Gathered data entries:
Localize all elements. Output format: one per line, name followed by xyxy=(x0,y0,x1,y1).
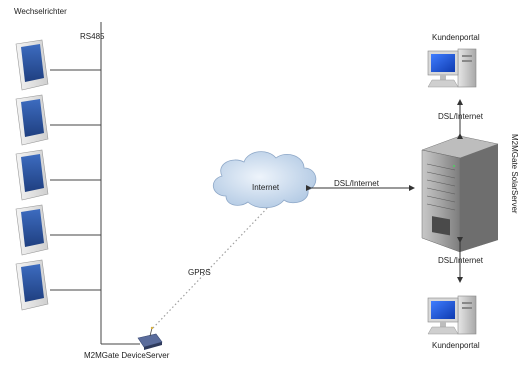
bus-stubs xyxy=(50,69,101,291)
internet-label: Internet xyxy=(252,183,280,192)
rs485-label: RS485 xyxy=(80,32,105,41)
kundenportal-label-bottom: Kundenportal xyxy=(432,341,480,350)
inverter-icon xyxy=(15,259,49,311)
inverter-icon xyxy=(15,149,49,201)
dsl-label-top: DSL/Internet xyxy=(438,112,483,121)
inverter-icon xyxy=(15,204,49,256)
desktop-computer-icon xyxy=(427,48,477,88)
inverters-label: Wechselrichter xyxy=(14,7,67,16)
gprs-label: GPRS xyxy=(188,268,211,277)
server-tower-icon xyxy=(421,135,499,253)
dsl-label-center: DSL/Internet xyxy=(334,179,379,188)
kundenportal-label-top: Kundenportal xyxy=(432,33,480,42)
dsl-label-bottom: DSL/Internet xyxy=(438,256,483,265)
gateway-modem-icon xyxy=(137,326,163,350)
inverter-icon xyxy=(15,94,49,146)
gprs-link xyxy=(152,202,273,329)
cloud-icon xyxy=(213,151,317,209)
solar-server-label: M2MGate SolarServer xyxy=(510,134,519,214)
device-server-label: M2MGate DeviceServer xyxy=(84,351,170,360)
inverter-icon xyxy=(15,39,49,91)
desktop-computer-icon xyxy=(427,295,477,335)
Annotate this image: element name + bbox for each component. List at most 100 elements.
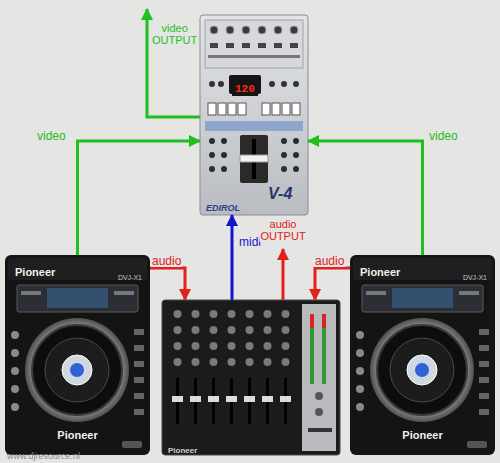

(INSTRUCTION) Could you format every line of the entries above as a JSON list of strings, one string per line, with blank lines and the pictures left out?

(RESULT)
[
  "Localize all elements. Output format: one per line, name followed by xyxy=(x0,y0,x1,y1).",
  "bus-stubs xyxy=(50,69,101,291)",
  "internet-label: Internet xyxy=(252,183,280,192)",
  "rs485-label: RS485 xyxy=(80,32,105,41)",
  "kundenportal-label-bottom: Kundenportal xyxy=(432,341,480,350)",
  "inverter-icon xyxy=(15,259,49,311)",
  "inverter-icon xyxy=(15,149,49,201)",
  "dsl-label-top: DSL/Internet xyxy=(438,112,483,121)",
  "inverter-icon xyxy=(15,204,49,256)",
  "desktop-computer-icon xyxy=(427,48,477,88)",
  "inverters-label: Wechselrichter xyxy=(14,7,67,16)",
  "gprs-label: GPRS xyxy=(188,268,211,277)",
  "server-tower-icon xyxy=(421,135,499,253)",
  "dsl-label-center: DSL/Internet xyxy=(334,179,379,188)",
  "kundenportal-label-top: Kundenportal xyxy=(432,33,480,42)",
  "dsl-label-bottom: DSL/Internet xyxy=(438,256,483,265)",
  "gateway-modem-icon xyxy=(137,326,163,350)",
  "inverter-icon xyxy=(15,94,49,146)",
  "gprs-link xyxy=(152,202,273,329)",
  "cloud-icon xyxy=(213,151,317,209)",
  "solar-server-label: M2MGate SolarServer xyxy=(510,134,519,214)",
  "device-server-label: M2MGate DeviceServer xyxy=(84,351,170,360)",
  "inverter-icon xyxy=(15,39,49,91)",
  "desktop-computer-icon xyxy=(427,295,477,335)",
  "Annotate this image: element name + bbox for each component. List at most 100 elements."
]